Sort through the entries below and pull out lines containing the word "icon".
———
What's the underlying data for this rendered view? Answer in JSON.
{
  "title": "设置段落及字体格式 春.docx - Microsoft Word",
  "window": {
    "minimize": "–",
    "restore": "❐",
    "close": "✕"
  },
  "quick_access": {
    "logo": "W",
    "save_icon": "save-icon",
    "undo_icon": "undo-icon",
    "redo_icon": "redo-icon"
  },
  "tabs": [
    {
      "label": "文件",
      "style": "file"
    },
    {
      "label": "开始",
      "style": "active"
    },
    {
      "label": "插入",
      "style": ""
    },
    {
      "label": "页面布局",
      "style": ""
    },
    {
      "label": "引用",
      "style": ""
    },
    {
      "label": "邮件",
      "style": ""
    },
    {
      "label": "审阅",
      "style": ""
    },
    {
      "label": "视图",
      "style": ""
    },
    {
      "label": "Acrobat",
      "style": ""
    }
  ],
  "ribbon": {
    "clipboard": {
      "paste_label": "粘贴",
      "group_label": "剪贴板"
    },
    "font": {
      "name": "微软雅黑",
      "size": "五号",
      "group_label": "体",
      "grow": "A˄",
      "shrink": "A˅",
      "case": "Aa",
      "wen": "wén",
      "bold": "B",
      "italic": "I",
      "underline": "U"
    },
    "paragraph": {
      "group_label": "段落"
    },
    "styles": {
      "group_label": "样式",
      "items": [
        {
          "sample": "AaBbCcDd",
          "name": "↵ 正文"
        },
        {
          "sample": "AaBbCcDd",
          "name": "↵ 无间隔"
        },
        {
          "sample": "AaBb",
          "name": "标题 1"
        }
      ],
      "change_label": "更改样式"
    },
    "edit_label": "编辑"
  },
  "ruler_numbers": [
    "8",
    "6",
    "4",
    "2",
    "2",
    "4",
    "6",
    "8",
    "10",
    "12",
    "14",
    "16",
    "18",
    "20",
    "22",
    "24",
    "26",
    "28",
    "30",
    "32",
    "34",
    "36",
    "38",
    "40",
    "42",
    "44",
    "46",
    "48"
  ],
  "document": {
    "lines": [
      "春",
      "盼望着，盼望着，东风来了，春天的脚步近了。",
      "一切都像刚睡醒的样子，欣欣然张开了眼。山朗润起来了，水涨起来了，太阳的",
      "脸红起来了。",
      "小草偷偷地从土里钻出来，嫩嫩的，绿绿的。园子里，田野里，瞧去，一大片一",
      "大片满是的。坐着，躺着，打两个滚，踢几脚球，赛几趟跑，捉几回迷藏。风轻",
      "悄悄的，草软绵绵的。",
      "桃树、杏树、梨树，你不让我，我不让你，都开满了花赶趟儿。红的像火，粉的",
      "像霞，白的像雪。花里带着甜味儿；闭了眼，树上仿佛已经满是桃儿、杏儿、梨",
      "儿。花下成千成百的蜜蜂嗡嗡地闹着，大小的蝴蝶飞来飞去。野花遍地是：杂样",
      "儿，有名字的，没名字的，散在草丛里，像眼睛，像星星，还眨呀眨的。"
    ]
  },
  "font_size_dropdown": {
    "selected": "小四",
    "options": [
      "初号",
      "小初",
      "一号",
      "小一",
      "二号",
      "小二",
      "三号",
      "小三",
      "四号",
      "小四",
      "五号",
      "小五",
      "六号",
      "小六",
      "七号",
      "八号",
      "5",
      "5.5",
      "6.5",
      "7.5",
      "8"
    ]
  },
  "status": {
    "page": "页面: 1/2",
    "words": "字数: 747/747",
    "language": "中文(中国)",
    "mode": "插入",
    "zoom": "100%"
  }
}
———
Written answer:
    "save_icon": "save-icon",
    "undo_icon": "undo-icon",
    "redo_icon": "redo-icon"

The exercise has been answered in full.